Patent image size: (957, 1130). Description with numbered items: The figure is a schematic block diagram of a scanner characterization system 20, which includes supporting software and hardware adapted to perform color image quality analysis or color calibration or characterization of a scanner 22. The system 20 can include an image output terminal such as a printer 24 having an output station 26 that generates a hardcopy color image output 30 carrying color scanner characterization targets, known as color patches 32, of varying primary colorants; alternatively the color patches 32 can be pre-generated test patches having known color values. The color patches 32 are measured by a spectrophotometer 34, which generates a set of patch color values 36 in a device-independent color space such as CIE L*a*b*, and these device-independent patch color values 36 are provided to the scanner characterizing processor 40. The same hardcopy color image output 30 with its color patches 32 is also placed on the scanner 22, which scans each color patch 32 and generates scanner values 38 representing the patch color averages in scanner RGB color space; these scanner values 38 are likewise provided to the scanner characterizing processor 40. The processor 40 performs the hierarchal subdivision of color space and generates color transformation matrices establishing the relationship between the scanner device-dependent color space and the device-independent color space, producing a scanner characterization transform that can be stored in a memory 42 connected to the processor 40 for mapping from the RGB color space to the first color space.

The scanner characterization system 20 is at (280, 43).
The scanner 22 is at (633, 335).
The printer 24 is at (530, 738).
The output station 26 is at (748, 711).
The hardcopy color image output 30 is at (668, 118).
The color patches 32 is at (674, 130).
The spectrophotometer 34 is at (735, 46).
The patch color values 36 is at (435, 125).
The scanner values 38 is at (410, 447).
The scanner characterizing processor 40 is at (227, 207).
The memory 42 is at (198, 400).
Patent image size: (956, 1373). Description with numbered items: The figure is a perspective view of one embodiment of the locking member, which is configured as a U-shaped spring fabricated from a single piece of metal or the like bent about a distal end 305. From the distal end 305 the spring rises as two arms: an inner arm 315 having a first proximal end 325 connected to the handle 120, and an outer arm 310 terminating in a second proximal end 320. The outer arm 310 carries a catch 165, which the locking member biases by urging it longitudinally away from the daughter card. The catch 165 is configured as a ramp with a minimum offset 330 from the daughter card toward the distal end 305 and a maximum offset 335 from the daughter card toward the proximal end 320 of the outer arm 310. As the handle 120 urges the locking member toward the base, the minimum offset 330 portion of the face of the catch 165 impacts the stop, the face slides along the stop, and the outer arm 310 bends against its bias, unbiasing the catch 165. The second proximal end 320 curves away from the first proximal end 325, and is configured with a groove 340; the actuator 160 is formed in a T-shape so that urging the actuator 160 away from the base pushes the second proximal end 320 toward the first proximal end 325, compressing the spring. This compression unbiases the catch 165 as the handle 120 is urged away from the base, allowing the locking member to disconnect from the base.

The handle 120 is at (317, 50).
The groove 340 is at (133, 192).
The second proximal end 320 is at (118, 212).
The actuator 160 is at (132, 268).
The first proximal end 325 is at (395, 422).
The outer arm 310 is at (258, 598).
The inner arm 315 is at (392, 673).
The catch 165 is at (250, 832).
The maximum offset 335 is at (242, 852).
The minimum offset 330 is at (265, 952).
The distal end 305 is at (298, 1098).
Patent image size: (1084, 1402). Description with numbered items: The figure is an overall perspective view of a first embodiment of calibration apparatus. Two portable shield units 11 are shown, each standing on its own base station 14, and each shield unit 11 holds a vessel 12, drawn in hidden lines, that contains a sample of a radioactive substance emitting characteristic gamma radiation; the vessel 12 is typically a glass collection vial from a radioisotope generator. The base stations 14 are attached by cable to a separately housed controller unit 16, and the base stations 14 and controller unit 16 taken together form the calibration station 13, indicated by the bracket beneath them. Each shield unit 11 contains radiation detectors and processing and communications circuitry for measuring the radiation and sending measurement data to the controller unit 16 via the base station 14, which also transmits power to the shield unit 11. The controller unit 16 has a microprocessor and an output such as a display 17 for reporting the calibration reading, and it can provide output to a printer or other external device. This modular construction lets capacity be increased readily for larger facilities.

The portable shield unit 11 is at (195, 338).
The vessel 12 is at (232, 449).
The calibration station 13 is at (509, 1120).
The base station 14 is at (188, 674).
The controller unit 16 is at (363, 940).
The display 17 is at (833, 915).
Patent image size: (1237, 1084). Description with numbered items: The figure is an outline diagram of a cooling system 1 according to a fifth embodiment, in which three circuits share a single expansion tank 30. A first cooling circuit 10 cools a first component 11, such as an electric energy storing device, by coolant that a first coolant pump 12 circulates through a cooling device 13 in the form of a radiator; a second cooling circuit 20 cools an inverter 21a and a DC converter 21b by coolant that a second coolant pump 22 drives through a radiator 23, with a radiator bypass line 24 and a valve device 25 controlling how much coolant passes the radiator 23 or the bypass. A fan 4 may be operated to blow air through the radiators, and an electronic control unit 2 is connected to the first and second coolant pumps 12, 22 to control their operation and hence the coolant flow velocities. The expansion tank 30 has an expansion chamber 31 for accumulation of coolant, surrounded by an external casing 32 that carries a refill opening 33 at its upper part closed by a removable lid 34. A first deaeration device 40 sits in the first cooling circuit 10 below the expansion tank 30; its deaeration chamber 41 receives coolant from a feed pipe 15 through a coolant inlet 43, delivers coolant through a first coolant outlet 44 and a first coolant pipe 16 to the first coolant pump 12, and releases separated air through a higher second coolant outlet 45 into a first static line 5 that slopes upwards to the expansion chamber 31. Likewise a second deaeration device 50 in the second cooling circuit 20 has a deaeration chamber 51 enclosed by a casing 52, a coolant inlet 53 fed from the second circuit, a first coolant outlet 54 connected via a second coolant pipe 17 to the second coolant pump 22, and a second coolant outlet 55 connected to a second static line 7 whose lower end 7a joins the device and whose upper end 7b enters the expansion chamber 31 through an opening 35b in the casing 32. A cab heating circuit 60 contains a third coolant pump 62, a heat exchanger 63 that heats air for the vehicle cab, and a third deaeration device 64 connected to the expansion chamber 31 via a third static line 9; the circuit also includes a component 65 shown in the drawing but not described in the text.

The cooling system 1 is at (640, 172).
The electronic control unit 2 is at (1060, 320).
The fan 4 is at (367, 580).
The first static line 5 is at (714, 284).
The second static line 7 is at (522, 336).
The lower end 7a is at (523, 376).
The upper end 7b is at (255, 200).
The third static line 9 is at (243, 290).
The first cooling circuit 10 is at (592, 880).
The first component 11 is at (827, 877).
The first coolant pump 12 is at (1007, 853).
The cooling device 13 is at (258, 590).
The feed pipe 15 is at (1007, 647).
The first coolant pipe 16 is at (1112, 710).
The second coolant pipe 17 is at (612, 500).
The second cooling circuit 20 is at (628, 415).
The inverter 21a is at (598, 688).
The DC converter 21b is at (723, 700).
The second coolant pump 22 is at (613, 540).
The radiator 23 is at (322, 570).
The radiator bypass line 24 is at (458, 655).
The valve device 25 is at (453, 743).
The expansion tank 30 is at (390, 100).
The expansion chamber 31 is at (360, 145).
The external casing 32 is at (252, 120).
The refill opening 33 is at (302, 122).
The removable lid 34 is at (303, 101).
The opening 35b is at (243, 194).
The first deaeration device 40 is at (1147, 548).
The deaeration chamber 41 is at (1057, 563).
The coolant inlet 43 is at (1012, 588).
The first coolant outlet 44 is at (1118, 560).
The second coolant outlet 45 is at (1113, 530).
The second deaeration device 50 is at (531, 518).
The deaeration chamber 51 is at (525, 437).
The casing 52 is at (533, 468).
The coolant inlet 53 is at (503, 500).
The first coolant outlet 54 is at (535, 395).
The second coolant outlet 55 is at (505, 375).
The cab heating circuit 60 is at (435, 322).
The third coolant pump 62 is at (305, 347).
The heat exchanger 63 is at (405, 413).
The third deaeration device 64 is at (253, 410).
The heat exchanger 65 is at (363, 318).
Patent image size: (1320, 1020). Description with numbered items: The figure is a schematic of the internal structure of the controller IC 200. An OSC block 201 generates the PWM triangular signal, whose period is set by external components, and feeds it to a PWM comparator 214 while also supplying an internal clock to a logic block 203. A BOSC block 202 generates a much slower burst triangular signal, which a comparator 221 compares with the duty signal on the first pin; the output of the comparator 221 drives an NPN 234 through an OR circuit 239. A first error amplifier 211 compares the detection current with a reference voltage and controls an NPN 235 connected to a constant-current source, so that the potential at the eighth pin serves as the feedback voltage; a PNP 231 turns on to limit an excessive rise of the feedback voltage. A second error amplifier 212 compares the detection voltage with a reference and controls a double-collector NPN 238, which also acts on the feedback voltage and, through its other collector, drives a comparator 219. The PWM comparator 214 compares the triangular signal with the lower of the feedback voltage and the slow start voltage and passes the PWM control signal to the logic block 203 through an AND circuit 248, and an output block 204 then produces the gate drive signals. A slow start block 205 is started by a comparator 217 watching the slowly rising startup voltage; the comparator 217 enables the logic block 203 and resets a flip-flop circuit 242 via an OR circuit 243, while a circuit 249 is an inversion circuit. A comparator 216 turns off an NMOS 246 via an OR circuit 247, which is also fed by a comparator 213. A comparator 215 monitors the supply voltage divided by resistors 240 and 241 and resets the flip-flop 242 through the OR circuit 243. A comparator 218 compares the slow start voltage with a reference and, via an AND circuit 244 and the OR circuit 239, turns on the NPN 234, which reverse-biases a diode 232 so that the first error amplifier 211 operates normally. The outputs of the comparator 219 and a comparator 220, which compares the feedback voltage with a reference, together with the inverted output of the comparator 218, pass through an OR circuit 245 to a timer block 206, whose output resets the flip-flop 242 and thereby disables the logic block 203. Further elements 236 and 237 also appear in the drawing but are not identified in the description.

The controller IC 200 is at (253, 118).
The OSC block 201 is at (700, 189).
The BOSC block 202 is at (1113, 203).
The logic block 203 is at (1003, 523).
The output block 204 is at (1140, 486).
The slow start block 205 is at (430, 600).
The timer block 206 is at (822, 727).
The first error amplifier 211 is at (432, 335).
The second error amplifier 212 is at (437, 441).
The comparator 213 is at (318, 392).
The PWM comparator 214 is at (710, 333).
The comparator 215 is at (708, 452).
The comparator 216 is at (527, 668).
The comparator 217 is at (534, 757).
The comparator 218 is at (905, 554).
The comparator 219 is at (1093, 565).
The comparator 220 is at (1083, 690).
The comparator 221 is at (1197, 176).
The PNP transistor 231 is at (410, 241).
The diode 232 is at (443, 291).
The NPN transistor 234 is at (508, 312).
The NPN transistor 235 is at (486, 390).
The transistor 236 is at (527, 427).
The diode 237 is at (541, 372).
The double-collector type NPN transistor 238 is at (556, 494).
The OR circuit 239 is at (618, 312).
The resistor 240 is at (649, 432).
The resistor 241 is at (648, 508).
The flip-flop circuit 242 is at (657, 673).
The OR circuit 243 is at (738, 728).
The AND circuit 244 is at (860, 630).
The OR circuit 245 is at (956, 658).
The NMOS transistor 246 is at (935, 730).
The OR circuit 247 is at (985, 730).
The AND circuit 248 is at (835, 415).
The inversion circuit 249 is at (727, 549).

※ ※ ※

Copy the data above without any changes, starting at the line containing "Patent image size: (956, 1373)." and ending at the line containing "The distal end 305 is at (298, 1098).", including both of those lines.

Patent image size: (956, 1373). Description with numbered items: The figure is a perspective view of one embodiment of the locking member, which is configured as a U-shaped spring fabricated from a single piece of metal or the like bent about a distal end 305. From the distal end 305 the spring rises as two arms: an inner arm 315 having a first proximal end 325 connected to the handle 120, and an outer arm 310 terminating in a second proximal end 320. The outer arm 310 carries a catch 165, which the locking member biases by urging it longitudinally away from the daughter card. The catch 165 is configured as a ramp with a minimum offset 330 from the daughter card toward the distal end 305 and a maximum offset 335 from the daughter card toward the proximal end 320 of the outer arm 310. As the handle 120 urges the locking member toward the base, the minimum offset 330 portion of the face of the catch 165 impacts the stop, the face slides along the stop, and the outer arm 310 bends against its bias, unbiasing the catch 165. The second proximal end 320 curves away from the first proximal end 325, and is configured with a groove 340; the actuator 160 is formed in a T-shape so that urging the actuator 160 away from the base pushes the second proximal end 320 toward the first proximal end 325, compressing the spring. This compression unbiases the catch 165 as the handle 120 is urged away from the base, allowing the locking member to disconnect from the base.

The handle 120 is at (317, 50).
The groove 340 is at (133, 192).
The second proximal end 320 is at (118, 212).
The actuator 160 is at (132, 268).
The first proximal end 325 is at (395, 422).
The outer arm 310 is at (258, 598).
The inner arm 315 is at (392, 673).
The catch 165 is at (250, 832).
The maximum offset 335 is at (242, 852).
The minimum offset 330 is at (265, 952).
The distal end 305 is at (298, 1098).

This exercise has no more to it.